DIRECTIONS FOR THIS TASK:
Restate the full set of records exactly, without adding or dropping a word.

--- --- ---

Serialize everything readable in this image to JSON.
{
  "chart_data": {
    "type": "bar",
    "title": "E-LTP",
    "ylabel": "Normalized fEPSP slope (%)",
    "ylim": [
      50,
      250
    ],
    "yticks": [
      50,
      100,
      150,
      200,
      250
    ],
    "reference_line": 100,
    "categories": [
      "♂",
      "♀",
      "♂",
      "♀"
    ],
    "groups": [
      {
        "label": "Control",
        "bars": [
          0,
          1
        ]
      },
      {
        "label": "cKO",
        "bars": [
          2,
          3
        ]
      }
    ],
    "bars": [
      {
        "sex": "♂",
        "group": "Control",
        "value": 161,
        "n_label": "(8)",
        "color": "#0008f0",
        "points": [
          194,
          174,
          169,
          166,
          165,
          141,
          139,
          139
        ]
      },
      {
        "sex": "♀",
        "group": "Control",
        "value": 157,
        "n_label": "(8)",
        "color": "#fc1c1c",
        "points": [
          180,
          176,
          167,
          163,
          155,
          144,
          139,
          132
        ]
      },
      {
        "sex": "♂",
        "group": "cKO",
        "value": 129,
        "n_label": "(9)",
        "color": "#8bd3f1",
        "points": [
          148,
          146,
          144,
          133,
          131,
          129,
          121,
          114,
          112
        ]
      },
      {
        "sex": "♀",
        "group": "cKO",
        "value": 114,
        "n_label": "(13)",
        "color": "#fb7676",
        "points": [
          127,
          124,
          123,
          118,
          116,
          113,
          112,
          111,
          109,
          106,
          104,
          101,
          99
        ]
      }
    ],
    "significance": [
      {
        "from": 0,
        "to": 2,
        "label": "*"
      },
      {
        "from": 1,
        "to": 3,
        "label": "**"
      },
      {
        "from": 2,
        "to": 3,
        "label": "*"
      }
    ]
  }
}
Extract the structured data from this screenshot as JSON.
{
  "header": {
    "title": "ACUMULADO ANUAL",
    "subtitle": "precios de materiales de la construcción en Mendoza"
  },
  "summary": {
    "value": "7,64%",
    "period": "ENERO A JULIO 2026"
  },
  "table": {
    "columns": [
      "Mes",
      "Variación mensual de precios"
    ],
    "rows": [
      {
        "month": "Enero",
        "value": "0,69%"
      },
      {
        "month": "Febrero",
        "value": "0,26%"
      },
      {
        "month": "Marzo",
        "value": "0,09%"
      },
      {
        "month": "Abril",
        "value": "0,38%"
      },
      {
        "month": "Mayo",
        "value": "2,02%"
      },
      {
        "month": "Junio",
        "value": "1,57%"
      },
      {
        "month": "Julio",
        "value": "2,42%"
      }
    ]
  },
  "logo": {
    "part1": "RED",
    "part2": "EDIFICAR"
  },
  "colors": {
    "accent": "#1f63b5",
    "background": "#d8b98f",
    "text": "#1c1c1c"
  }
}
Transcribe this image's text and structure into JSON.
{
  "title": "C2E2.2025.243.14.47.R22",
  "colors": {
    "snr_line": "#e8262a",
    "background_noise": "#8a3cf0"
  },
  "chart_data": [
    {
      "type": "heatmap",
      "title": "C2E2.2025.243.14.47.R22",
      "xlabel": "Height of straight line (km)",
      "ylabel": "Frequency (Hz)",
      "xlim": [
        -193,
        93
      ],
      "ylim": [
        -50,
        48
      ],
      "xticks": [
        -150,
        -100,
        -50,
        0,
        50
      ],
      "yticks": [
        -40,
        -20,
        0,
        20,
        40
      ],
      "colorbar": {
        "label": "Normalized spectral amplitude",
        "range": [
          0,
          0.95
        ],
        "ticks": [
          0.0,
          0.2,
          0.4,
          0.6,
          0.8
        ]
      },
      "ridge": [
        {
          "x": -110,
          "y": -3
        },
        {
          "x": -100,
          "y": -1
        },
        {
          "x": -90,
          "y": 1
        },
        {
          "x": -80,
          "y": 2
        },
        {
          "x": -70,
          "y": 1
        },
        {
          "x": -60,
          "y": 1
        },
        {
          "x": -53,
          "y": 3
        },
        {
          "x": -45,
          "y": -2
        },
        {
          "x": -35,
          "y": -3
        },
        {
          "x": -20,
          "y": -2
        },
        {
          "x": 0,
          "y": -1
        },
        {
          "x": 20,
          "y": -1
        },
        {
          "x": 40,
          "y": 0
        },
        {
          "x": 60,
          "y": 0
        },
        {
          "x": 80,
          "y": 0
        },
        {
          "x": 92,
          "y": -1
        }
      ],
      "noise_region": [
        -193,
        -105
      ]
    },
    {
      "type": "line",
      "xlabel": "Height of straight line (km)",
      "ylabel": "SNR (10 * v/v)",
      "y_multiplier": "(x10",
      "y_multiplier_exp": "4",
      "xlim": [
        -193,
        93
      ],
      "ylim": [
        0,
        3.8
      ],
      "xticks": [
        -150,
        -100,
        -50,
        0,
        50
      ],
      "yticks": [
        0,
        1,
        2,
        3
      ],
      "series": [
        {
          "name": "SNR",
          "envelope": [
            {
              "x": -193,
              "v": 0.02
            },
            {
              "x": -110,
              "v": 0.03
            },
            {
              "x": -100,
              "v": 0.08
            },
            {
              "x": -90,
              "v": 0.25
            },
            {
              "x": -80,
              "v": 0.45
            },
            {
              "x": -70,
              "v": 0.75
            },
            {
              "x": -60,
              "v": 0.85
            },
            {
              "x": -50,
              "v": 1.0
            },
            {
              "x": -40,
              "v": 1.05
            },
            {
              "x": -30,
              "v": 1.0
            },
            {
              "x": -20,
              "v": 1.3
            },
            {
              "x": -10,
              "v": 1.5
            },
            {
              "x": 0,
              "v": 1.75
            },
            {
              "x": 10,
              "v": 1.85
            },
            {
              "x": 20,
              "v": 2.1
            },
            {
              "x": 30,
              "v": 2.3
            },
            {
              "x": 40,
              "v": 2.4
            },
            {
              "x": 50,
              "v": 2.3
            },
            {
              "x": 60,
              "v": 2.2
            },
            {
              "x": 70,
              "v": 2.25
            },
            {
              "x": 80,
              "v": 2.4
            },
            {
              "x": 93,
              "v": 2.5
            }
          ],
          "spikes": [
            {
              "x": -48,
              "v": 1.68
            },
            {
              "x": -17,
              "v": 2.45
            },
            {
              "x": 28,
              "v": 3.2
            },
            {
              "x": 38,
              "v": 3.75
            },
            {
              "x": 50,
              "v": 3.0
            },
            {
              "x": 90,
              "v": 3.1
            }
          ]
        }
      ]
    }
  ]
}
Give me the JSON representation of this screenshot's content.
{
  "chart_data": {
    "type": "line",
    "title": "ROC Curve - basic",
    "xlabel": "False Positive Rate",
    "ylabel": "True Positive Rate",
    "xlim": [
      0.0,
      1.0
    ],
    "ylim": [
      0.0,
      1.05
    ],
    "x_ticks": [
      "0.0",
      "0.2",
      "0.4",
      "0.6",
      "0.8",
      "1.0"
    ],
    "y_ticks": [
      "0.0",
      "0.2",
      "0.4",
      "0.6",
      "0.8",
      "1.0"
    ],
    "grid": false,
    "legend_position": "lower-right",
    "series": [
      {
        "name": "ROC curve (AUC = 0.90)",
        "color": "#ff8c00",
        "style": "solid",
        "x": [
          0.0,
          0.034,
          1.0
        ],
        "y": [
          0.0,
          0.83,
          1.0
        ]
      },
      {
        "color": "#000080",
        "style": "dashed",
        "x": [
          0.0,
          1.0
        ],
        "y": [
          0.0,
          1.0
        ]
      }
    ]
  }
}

--- --- ---

RESULT FOR THIS TASK:
Serialize everything readable in this image to JSON.
{
  "chart_data": {
    "type": "bar",
    "title": "E-LTP",
    "ylabel": "Normalized fEPSP slope (%)",
    "ylim": [
      50,
      250
    ],
    "yticks": [
      50,
      100,
      150,
      200,
      250
    ],
    "reference_line": 100,
    "categories": [
      "♂",
      "♀",
      "♂",
      "♀"
    ],
    "groups": [
      {
        "label": "Control",
        "bars": [
          0,
          1
        ]
      },
      {
        "label": "cKO",
        "bars": [
          2,
          3
        ]
      }
    ],
    "bars": [
      {
        "sex": "♂",
        "group": "Control",
        "value": 161,
        "n_label": "(8)",
        "color": "#0008f0",
        "points": [
          194,
          174,
          169,
          166,
          165,
          141,
          139,
          139
        ]
      },
      {
        "sex": "♀",
        "group": "Control",
        "value": 157,
        "n_label": "(8)",
        "color": "#fc1c1c",
        "points": [
          180,
          176,
          167,
          163,
          155,
          144,
          139,
          132
        ]
      },
      {
        "sex": "♂",
        "group": "cKO",
        "value": 129,
        "n_label": "(9)",
        "color": "#8bd3f1",
        "points": [
          148,
          146,
          144,
          133,
          131,
          129,
          121,
          114,
          112
        ]
      },
      {
        "sex": "♀",
        "group": "cKO",
        "value": 114,
        "n_label": "(13)",
        "color": "#fb7676",
        "points": [
          127,
          124,
          123,
          118,
          116,
          113,
          112,
          111,
          109,
          106,
          104,
          101,
          99
        ]
      }
    ],
    "significance": [
      {
        "from": 0,
        "to": 2,
        "label": "*"
      },
      {
        "from": 1,
        "to": 3,
        "label": "**"
      },
      {
        "from": 2,
        "to": 3,
        "label": "*"
      }
    ]
  }
}
Extract the structured data from this screenshot as JSON.
{
  "header": {
    "title": "ACUMULADO ANUAL",
    "subtitle": "precios de materiales de la construcción en Mendoza"
  },
  "summary": {
    "value": "7,64%",
    "period": "ENERO A JULIO 2026"
  },
  "table": {
    "columns": [
      "Mes",
      "Variación mensual de precios"
    ],
    "rows": [
      {
        "month": "Enero",
        "value": "0,69%"
      },
      {
        "month": "Febrero",
        "value": "0,26%"
      },
      {
        "month": "Marzo",
        "value": "0,09%"
      },
      {
        "month": "Abril",
        "value": "0,38%"
      },
      {
        "month": "Mayo",
        "value": "2,02%"
      },
      {
        "month": "Junio",
        "value": "1,57%"
      },
      {
        "month": "Julio",
        "value": "2,42%"
      }
    ]
  },
  "logo": {
    "part1": "RED",
    "part2": "EDIFICAR"
  },
  "colors": {
    "accent": "#1f63b5",
    "background": "#d8b98f",
    "text": "#1c1c1c"
  }
}
Transcribe this image's text and structure into JSON.
{
  "title": "C2E2.2025.243.14.47.R22",
  "colors": {
    "snr_line": "#e8262a",
    "background_noise": "#8a3cf0"
  },
  "chart_data": [
    {
      "type": "heatmap",
      "title": "C2E2.2025.243.14.47.R22",
      "xlabel": "Height of straight line (km)",
      "ylabel": "Frequency (Hz)",
      "xlim": [
        -193,
        93
      ],
      "ylim": [
        -50,
        48
      ],
      "xticks": [
        -150,
        -100,
        -50,
        0,
        50
      ],
      "yticks": [
        -40,
        -20,
        0,
        20,
        40
      ],
      "colorbar": {
        "label": "Normalized spectral amplitude",
        "range": [
          0,
          0.95
        ],
        "ticks": [
          0.0,
          0.2,
          0.4,
          0.6,
          0.8
        ]
      },
      "ridge": [
        {
          "x": -110,
          "y": -3
        },
        {
          "x": -100,
          "y": -1
        },
        {
          "x": -90,
          "y": 1
        },
        {
          "x": -80,
          "y": 2
        },
        {
          "x": -70,
          "y": 1
        },
        {
          "x": -60,
          "y": 1
        },
        {
          "x": -53,
          "y": 3
        },
        {
          "x": -45,
          "y": -2
        },
        {
          "x": -35,
          "y": -3
        },
        {
          "x": -20,
          "y": -2
        },
        {
          "x": 0,
          "y": -1
        },
        {
          "x": 20,
          "y": -1
        },
        {
          "x": 40,
          "y": 0
        },
        {
          "x": 60,
          "y": 0
        },
        {
          "x": 80,
          "y": 0
        },
        {
          "x": 92,
          "y": -1
        }
      ],
      "noise_region": [
        -193,
        -105
      ]
    },
    {
      "type": "line",
      "xlabel": "Height of straight line (km)",
      "ylabel": "SNR (10 * v/v)",
      "y_multiplier": "(x10",
      "y_multiplier_exp": "4",
      "xlim": [
        -193,
        93
      ],
      "ylim": [
        0,
        3.8
      ],
      "xticks": [
        -150,
        -100,
        -50,
        0,
        50
      ],
      "yticks": [
        0,
        1,
        2,
        3
      ],
      "series": [
        {
          "name": "SNR",
          "envelope": [
            {
              "x": -193,
              "v": 0.02
            },
            {
              "x": -110,
              "v": 0.03
            },
            {
              "x": -100,
              "v": 0.08
            },
            {
              "x": -90,
              "v": 0.25
            },
            {
              "x": -80,
              "v": 0.45
            },
            {
              "x": -70,
              "v": 0.75
            },
            {
              "x": -60,
              "v": 0.85
            },
            {
              "x": -50,
              "v": 1.0
            },
            {
              "x": -40,
              "v": 1.05
            },
            {
              "x": -30,
              "v": 1.0
            },
            {
              "x": -20,
              "v": 1.3
            },
            {
              "x": -10,
              "v": 1.5
            },
            {
              "x": 0,
              "v": 1.75
            },
            {
              "x": 10,
              "v": 1.85
            },
            {
              "x": 20,
              "v": 2.1
            },
            {
              "x": 30,
              "v": 2.3
            },
            {
              "x": 40,
              "v": 2.4
            },
            {
              "x": 50,
              "v": 2.3
            },
            {
              "x": 60,
              "v": 2.2
            },
            {
              "x": 70,
              "v": 2.25
            },
            {
              "x": 80,
              "v": 2.4
            },
            {
              "x": 93,
              "v": 2.5
            }
          ],
          "spikes": [
            {
              "x": -48,
              "v": 1.68
            },
            {
              "x": -17,
              "v": 2.45
            },
            {
              "x": 28,
              "v": 3.2
            },
            {
              "x": 38,
              "v": 3.75
            },
            {
              "x": 50,
              "v": 3.0
            },
            {
              "x": 90,
              "v": 3.1
            }
          ]
        }
      ]
    }
  ]
}
Give me the JSON representation of this screenshot's content.
{
  "chart_data": {
    "type": "line",
    "title": "ROC Curve - basic",
    "xlabel": "False Positive Rate",
    "ylabel": "True Positive Rate",
    "xlim": [
      0.0,
      1.0
    ],
    "ylim": [
      0.0,
      1.05
    ],
    "x_ticks": [
      "0.0",
      "0.2",
      "0.4",
      "0.6",
      "0.8",
      "1.0"
    ],
    "y_ticks": [
      "0.0",
      "0.2",
      "0.4",
      "0.6",
      "0.8",
      "1.0"
    ],
    "grid": false,
    "legend_position": "lower-right",
    "series": [
      {
        "name": "ROC curve (AUC = 0.90)",
        "color": "#ff8c00",
        "style": "solid",
        "x": [
          0.0,
          0.034,
          1.0
        ],
        "y": [
          0.0,
          0.83,
          1.0
        ]
      },
      {
        "color": "#000080",
        "style": "dashed",
        "x": [
          0.0,
          1.0
        ],
        "y": [
          0.0,
          1.0
        ]
      }
    ]
  }
}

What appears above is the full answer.